◆ YOUR TASK: In full and without alteration, repeat the material.

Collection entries
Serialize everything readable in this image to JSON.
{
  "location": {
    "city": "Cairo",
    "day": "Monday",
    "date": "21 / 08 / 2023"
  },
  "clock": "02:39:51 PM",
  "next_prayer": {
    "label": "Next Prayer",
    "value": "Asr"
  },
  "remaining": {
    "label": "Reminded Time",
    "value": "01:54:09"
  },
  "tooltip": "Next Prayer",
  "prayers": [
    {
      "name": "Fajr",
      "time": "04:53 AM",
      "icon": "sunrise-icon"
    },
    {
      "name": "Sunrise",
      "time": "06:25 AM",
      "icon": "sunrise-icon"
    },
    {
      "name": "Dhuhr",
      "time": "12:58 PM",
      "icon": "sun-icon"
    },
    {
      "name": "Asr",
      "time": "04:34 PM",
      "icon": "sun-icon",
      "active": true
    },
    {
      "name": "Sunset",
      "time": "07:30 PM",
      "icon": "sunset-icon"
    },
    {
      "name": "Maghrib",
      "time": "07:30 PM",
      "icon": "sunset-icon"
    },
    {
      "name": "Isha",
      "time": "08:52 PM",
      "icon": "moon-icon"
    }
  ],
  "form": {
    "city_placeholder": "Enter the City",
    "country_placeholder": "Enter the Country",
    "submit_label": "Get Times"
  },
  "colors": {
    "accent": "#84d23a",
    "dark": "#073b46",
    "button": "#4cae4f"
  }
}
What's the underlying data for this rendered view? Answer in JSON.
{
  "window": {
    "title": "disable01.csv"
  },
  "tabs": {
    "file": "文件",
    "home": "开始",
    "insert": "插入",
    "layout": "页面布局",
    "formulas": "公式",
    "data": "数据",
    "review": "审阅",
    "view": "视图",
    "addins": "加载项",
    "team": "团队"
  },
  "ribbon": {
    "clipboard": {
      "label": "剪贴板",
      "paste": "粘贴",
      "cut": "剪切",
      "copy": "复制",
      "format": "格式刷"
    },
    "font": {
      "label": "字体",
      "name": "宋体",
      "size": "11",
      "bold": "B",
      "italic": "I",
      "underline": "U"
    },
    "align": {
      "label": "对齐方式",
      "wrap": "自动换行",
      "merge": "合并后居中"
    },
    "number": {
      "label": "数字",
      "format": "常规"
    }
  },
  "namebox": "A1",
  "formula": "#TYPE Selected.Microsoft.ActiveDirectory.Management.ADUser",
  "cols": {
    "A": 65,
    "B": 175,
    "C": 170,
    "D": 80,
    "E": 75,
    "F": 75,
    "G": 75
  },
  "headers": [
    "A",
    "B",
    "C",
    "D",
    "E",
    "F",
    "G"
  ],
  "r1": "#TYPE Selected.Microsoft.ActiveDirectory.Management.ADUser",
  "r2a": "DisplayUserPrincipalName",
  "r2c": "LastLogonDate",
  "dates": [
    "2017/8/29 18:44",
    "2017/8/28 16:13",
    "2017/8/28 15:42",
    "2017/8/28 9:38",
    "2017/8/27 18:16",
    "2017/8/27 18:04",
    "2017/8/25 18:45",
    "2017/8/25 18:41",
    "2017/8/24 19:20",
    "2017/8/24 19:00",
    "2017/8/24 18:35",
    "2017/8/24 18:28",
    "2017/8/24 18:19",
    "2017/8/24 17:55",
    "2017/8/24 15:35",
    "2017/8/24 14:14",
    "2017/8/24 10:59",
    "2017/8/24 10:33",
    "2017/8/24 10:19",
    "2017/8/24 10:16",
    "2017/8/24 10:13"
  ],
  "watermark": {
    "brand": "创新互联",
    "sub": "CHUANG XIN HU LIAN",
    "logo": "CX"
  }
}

◆ EXERCISE SOLUTION:
Serialize everything readable in this image to JSON.
{
  "location": {
    "city": "Cairo",
    "day": "Monday",
    "date": "21 / 08 / 2023"
  },
  "clock": "02:39:51 PM",
  "next_prayer": {
    "label": "Next Prayer",
    "value": "Asr"
  },
  "remaining": {
    "label": "Reminded Time",
    "value": "01:54:09"
  },
  "tooltip": "Next Prayer",
  "prayers": [
    {
      "name": "Fajr",
      "time": "04:53 AM",
      "icon": "sunrise-icon"
    },
    {
      "name": "Sunrise",
      "time": "06:25 AM",
      "icon": "sunrise-icon"
    },
    {
      "name": "Dhuhr",
      "time": "12:58 PM",
      "icon": "sun-icon"
    },
    {
      "name": "Asr",
      "time": "04:34 PM",
      "icon": "sun-icon",
      "active": true
    },
    {
      "name": "Sunset",
      "time": "07:30 PM",
      "icon": "sunset-icon"
    },
    {
      "name": "Maghrib",
      "time": "07:30 PM",
      "icon": "sunset-icon"
    },
    {
      "name": "Isha",
      "time": "08:52 PM",
      "icon": "moon-icon"
    }
  ],
  "form": {
    "city_placeholder": "Enter the City",
    "country_placeholder": "Enter the Country",
    "submit_label": "Get Times"
  },
  "colors": {
    "accent": "#84d23a",
    "dark": "#073b46",
    "button": "#4cae4f"
  }
}
What's the underlying data for this rendered view? Answer in JSON.
{
  "window": {
    "title": "disable01.csv"
  },
  "tabs": {
    "file": "文件",
    "home": "开始",
    "insert": "插入",
    "layout": "页面布局",
    "formulas": "公式",
    "data": "数据",
    "review": "审阅",
    "view": "视图",
    "addins": "加载项",
    "team": "团队"
  },
  "ribbon": {
    "clipboard": {
      "label": "剪贴板",
      "paste": "粘贴",
      "cut": "剪切",
      "copy": "复制",
      "format": "格式刷"
    },
    "font": {
      "label": "字体",
      "name": "宋体",
      "size": "11",
      "bold": "B",
      "italic": "I",
      "underline": "U"
    },
    "align": {
      "label": "对齐方式",
      "wrap": "自动换行",
      "merge": "合并后居中"
    },
    "number": {
      "label": "数字",
      "format": "常规"
    }
  },
  "namebox": "A1",
  "formula": "#TYPE Selected.Microsoft.ActiveDirectory.Management.ADUser",
  "cols": {
    "A": 65,
    "B": 175,
    "C": 170,
    "D": 80,
    "E": 75,
    "F": 75,
    "G": 75
  },
  "headers": [
    "A",
    "B",
    "C",
    "D",
    "E",
    "F",
    "G"
  ],
  "r1": "#TYPE Selected.Microsoft.ActiveDirectory.Management.ADUser",
  "r2a": "DisplayUserPrincipalName",
  "r2c": "LastLogonDate",
  "dates": [
    "2017/8/29 18:44",
    "2017/8/28 16:13",
    "2017/8/28 15:42",
    "2017/8/28 9:38",
    "2017/8/27 18:16",
    "2017/8/27 18:04",
    "2017/8/25 18:45",
    "2017/8/25 18:41",
    "2017/8/24 19:20",
    "2017/8/24 19:00",
    "2017/8/24 18:35",
    "2017/8/24 18:28",
    "2017/8/24 18:19",
    "2017/8/24 17:55",
    "2017/8/24 15:35",
    "2017/8/24 14:14",
    "2017/8/24 10:59",
    "2017/8/24 10:33",
    "2017/8/24 10:19",
    "2017/8/24 10:16",
    "2017/8/24 10:13"
  ],
  "watermark": {
    "brand": "创新互联",
    "sub": "CHUANG XIN HU LIAN",
    "logo": "CX"
  }
}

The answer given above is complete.